▶ [Task instructions] Provide the data again in its entirety, exactly as given.

** Begin Listed entries **

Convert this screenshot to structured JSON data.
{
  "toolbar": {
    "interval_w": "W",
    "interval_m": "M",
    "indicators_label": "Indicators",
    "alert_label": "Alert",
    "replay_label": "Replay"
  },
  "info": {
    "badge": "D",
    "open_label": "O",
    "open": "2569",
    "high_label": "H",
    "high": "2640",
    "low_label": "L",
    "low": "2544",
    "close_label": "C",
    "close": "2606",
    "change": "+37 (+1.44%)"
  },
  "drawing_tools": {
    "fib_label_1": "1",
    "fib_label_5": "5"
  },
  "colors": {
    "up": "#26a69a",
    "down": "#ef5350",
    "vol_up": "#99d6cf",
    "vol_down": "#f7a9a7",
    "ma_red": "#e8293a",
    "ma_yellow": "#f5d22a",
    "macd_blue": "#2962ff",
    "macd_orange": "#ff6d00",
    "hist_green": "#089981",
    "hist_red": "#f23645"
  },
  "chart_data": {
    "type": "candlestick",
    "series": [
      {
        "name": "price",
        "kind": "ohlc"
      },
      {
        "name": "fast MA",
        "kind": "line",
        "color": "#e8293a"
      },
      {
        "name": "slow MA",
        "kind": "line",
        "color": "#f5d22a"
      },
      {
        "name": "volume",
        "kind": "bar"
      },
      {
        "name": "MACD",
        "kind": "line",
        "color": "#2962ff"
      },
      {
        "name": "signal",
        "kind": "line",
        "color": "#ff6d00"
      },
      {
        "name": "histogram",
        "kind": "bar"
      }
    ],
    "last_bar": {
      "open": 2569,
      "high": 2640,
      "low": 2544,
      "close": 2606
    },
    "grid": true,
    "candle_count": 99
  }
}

** End Listed entries **

▶ [Result]
Convert this screenshot to structured JSON data.
{
  "toolbar": {
    "interval_w": "W",
    "interval_m": "M",
    "indicators_label": "Indicators",
    "alert_label": "Alert",
    "replay_label": "Replay"
  },
  "info": {
    "badge": "D",
    "open_label": "O",
    "open": "2569",
    "high_label": "H",
    "high": "2640",
    "low_label": "L",
    "low": "2544",
    "close_label": "C",
    "close": "2606",
    "change": "+37 (+1.44%)"
  },
  "drawing_tools": {
    "fib_label_1": "1",
    "fib_label_5": "5"
  },
  "colors": {
    "up": "#26a69a",
    "down": "#ef5350",
    "vol_up": "#99d6cf",
    "vol_down": "#f7a9a7",
    "ma_red": "#e8293a",
    "ma_yellow": "#f5d22a",
    "macd_blue": "#2962ff",
    "macd_orange": "#ff6d00",
    "hist_green": "#089981",
    "hist_red": "#f23645"
  },
  "chart_data": {
    "type": "candlestick",
    "series": [
      {
        "name": "price",
        "kind": "ohlc"
      },
      {
        "name": "fast MA",
        "kind": "line",
        "color": "#e8293a"
      },
      {
        "name": "slow MA",
        "kind": "line",
        "color": "#f5d22a"
      },
      {
        "name": "volume",
        "kind": "bar"
      },
      {
        "name": "MACD",
        "kind": "line",
        "color": "#2962ff"
      },
      {
        "name": "signal",
        "kind": "line",
        "color": "#ff6d00"
      },
      {
        "name": "histogram",
        "kind": "bar"
      }
    ],
    "last_bar": {
      "open": 2569,
      "high": 2640,
      "low": 2544,
      "close": 2606
    },
    "grid": true,
    "candle_count": 99
  }
}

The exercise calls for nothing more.